- [Provided entries]
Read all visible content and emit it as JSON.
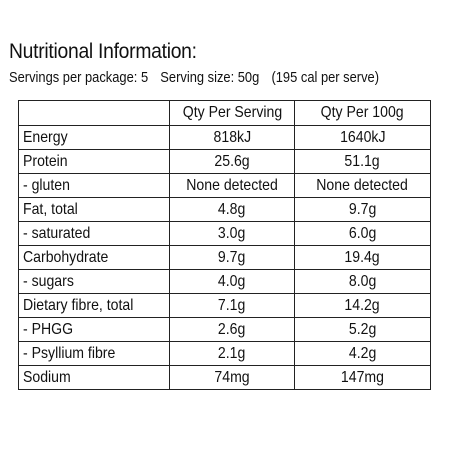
{
  "title": "Nutritional Information:",
  "servings": {
    "per_package": "Servings per package: 5",
    "size": "Serving size: 50g",
    "calories": "(195 cal per serve)"
  },
  "table": {
    "headers": [
      "",
      "Qty Per Serving",
      "Qty Per 100g"
    ],
    "rows": [
      {
        "label": "Energy",
        "per_serving": "818kJ",
        "per_100g": "1640kJ"
      },
      {
        "label": "Protein",
        "per_serving": "25.6g",
        "per_100g": "51.1g"
      },
      {
        "label": "- gluten",
        "per_serving": "None detected",
        "per_100g": "None detected"
      },
      {
        "label": "Fat, total",
        "per_serving": "4.8g",
        "per_100g": "9.7g"
      },
      {
        "label": "- saturated",
        "per_serving": "3.0g",
        "per_100g": "6.0g"
      },
      {
        "label": "Carbohydrate",
        "per_serving": "9.7g",
        "per_100g": "19.4g"
      },
      {
        "label": "- sugars",
        "per_serving": "4.0g",
        "per_100g": "8.0g"
      },
      {
        "label": "Dietary fibre, total",
        "per_serving": "7.1g",
        "per_100g": "14.2g"
      },
      {
        "label": "- PHGG",
        "per_serving": "2.6g",
        "per_100g": "5.2g"
      },
      {
        "label": "- Psyllium fibre",
        "per_serving": "2.1g",
        "per_100g": "4.2g"
      },
      {
        "label": "Sodium",
        "per_serving": "74mg",
        "per_100g": "147mg"
      }
    ]
  }
}
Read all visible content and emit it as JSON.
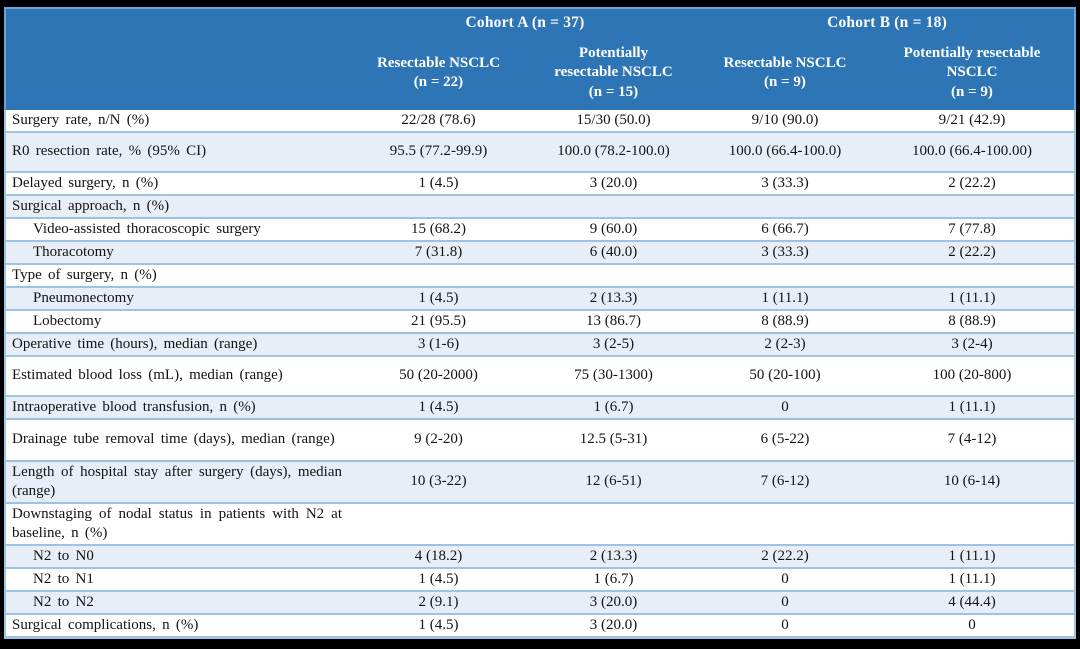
{
  "colors": {
    "header_bg": "#2E75B6",
    "header_text": "#FFFFFF",
    "row_alt_bg": "#E8EEF7",
    "row_border": "#9CC3E6",
    "frame": "#000000"
  },
  "table": {
    "cohorts": [
      {
        "label": "Cohort A (n = 37)"
      },
      {
        "label": "Cohort B (n = 18)"
      }
    ],
    "columns": [
      {
        "name": "Resectable NSCLC",
        "n": "(n = 22)"
      },
      {
        "name": "Potentially resectable NSCLC",
        "n": "(n = 15)"
      },
      {
        "name": "Resectable NSCLC",
        "n": "(n = 9)"
      },
      {
        "name": "Potentially resectable NSCLC",
        "n": "(n = 9)"
      }
    ],
    "rows": [
      {
        "label": "Surgery rate, n/N (%)",
        "values": [
          "22/28 (78.6)",
          "15/30 (50.0)",
          "9/10 (90.0)",
          "9/21 (42.9)"
        ]
      },
      {
        "label": "R0 resection rate, % (95% CI)",
        "values": [
          "95.5 (77.2-99.9)",
          "100.0 (78.2-100.0)",
          "100.0 (66.4-100.0)",
          "100.0 (66.4-100.00)"
        ]
      },
      {
        "label": "Delayed surgery, n (%)",
        "values": [
          "1 (4.5)",
          "3 (20.0)",
          "3 (33.3)",
          "2 (22.2)"
        ]
      },
      {
        "label": "Surgical approach, n (%)",
        "values": [
          "",
          "",
          "",
          ""
        ]
      },
      {
        "label": "Video-assisted thoracoscopic surgery",
        "values": [
          "15 (68.2)",
          "9 (60.0)",
          "6 (66.7)",
          "7 (77.8)"
        ]
      },
      {
        "label": "Thoracotomy",
        "values": [
          "7 (31.8)",
          "6 (40.0)",
          "3 (33.3)",
          "2 (22.2)"
        ]
      },
      {
        "label": "Type of surgery, n (%)",
        "values": [
          "",
          "",
          "",
          ""
        ]
      },
      {
        "label": "Pneumonectomy",
        "values": [
          "1 (4.5)",
          "2 (13.3)",
          "1 (11.1)",
          "1 (11.1)"
        ]
      },
      {
        "label": "Lobectomy",
        "values": [
          "21 (95.5)",
          "13 (86.7)",
          "8 (88.9)",
          "8 (88.9)"
        ]
      },
      {
        "label": "Operative time (hours), median (range)",
        "values": [
          "3 (1-6)",
          "3 (2-5)",
          "2 (2-3)",
          "3 (2-4)"
        ]
      },
      {
        "label": "Estimated blood loss (mL), median (range)",
        "values": [
          "50 (20-2000)",
          "75 (30-1300)",
          "50 (20-100)",
          "100 (20-800)"
        ]
      },
      {
        "label": "Intraoperative blood transfusion, n (%)",
        "values": [
          "1 (4.5)",
          "1 (6.7)",
          "0",
          "1 (11.1)"
        ]
      },
      {
        "label": "Drainage tube removal time (days), median (range)",
        "values": [
          "9 (2-20)",
          "12.5 (5-31)",
          "6 (5-22)",
          "7 (4-12)"
        ]
      },
      {
        "label": "Length of hospital stay after surgery (days), median (range)",
        "values": [
          "10 (3-22)",
          "12 (6-51)",
          "7 (6-12)",
          "10 (6-14)"
        ]
      },
      {
        "label": "Downstaging of nodal status in patients with N2 at baseline, n (%)",
        "values": [
          "",
          "",
          "",
          ""
        ]
      },
      {
        "label": "N2 to N0",
        "values": [
          "4 (18.2)",
          "2 (13.3)",
          "2 (22.2)",
          "1 (11.1)"
        ]
      },
      {
        "label": "N2 to N1",
        "values": [
          "1 (4.5)",
          "1 (6.7)",
          "0",
          "1 (11.1)"
        ]
      },
      {
        "label": "N2 to N2",
        "values": [
          "2 (9.1)",
          "3 (20.0)",
          "0",
          "4 (44.4)"
        ]
      },
      {
        "label": "Surgical complications, n (%)",
        "values": [
          "1 (4.5)",
          "3 (20.0)",
          "0",
          "0"
        ]
      }
    ]
  }
}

- [Work task] Only a number is expected: the count of lines in the entries that include the string "time".

- [Worked solution] 2